_Description of the task_.
Pull out all lines from the listing below in which the word "text" appears.

_Data lines_.
START
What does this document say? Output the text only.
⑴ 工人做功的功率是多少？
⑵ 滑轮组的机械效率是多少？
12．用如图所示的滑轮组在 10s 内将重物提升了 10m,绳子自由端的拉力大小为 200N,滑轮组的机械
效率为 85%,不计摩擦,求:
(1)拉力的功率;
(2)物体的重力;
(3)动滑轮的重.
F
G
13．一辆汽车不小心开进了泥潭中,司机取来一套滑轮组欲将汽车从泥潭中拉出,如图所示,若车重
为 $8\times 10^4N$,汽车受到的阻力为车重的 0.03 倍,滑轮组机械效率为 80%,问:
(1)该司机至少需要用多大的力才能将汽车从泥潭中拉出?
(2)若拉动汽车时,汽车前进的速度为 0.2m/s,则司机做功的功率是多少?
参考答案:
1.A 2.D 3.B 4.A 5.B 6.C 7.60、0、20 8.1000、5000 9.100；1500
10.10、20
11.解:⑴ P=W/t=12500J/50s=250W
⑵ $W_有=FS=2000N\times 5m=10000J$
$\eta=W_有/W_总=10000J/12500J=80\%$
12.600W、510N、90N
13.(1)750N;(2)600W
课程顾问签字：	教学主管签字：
END
START
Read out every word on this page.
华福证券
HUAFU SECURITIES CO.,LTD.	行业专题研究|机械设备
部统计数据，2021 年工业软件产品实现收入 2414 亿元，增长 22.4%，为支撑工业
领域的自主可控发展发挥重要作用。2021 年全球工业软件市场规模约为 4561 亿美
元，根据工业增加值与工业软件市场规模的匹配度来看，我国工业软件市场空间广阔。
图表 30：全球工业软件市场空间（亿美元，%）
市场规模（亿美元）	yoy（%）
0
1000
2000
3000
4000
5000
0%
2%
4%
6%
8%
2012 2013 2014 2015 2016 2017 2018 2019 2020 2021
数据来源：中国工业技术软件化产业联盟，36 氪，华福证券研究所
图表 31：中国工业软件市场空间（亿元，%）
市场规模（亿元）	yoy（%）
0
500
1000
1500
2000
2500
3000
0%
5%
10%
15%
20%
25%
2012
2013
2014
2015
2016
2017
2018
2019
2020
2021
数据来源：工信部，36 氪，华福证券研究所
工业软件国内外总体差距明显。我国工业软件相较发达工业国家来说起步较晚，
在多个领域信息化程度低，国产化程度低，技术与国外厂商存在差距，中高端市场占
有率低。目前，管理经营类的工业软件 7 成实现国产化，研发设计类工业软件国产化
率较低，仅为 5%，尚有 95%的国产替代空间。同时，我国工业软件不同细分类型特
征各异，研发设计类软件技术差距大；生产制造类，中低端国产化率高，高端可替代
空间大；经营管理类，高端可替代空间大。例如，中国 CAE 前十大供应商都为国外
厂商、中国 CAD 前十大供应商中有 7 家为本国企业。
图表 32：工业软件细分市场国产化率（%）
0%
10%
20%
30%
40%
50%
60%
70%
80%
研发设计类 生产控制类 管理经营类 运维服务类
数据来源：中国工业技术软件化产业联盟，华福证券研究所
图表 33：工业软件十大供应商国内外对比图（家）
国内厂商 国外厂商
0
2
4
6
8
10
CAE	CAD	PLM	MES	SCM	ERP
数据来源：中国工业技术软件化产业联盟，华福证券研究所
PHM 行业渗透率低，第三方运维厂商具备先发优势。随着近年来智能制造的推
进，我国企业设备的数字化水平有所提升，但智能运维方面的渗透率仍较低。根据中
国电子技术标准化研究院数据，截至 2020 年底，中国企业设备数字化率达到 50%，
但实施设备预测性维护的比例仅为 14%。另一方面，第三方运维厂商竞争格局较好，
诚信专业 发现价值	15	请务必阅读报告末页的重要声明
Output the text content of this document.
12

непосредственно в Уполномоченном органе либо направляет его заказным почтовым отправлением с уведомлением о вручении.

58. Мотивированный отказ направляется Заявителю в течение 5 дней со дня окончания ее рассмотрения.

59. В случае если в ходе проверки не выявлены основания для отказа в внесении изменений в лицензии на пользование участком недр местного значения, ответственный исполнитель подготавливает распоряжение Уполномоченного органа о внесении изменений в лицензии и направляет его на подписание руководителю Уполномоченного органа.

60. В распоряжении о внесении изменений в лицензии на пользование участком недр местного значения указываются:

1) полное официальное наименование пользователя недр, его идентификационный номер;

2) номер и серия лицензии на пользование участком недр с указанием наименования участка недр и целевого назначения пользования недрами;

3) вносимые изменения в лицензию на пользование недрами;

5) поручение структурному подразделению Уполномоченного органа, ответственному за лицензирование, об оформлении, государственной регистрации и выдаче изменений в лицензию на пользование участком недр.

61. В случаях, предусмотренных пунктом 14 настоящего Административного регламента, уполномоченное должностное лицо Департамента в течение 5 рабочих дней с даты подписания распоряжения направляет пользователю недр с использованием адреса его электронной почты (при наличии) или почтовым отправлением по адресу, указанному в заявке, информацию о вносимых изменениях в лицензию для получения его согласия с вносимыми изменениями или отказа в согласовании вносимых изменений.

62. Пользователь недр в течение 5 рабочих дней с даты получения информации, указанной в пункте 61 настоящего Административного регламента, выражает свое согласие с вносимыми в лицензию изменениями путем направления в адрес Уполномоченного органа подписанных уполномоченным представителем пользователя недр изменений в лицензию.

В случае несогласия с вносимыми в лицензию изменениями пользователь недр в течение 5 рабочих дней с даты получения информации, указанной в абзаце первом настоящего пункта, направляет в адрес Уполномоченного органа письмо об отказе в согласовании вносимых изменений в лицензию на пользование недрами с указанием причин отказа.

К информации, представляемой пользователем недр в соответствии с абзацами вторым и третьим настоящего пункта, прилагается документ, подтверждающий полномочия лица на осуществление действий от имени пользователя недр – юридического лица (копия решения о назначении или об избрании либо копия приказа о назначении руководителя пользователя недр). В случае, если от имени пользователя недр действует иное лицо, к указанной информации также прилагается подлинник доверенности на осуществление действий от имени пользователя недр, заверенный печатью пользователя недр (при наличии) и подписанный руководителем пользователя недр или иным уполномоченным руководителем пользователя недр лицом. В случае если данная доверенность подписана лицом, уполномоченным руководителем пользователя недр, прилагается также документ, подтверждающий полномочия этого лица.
END
_Exercise answer_.
What does this document say? Output the text only.
Output the text content of this document.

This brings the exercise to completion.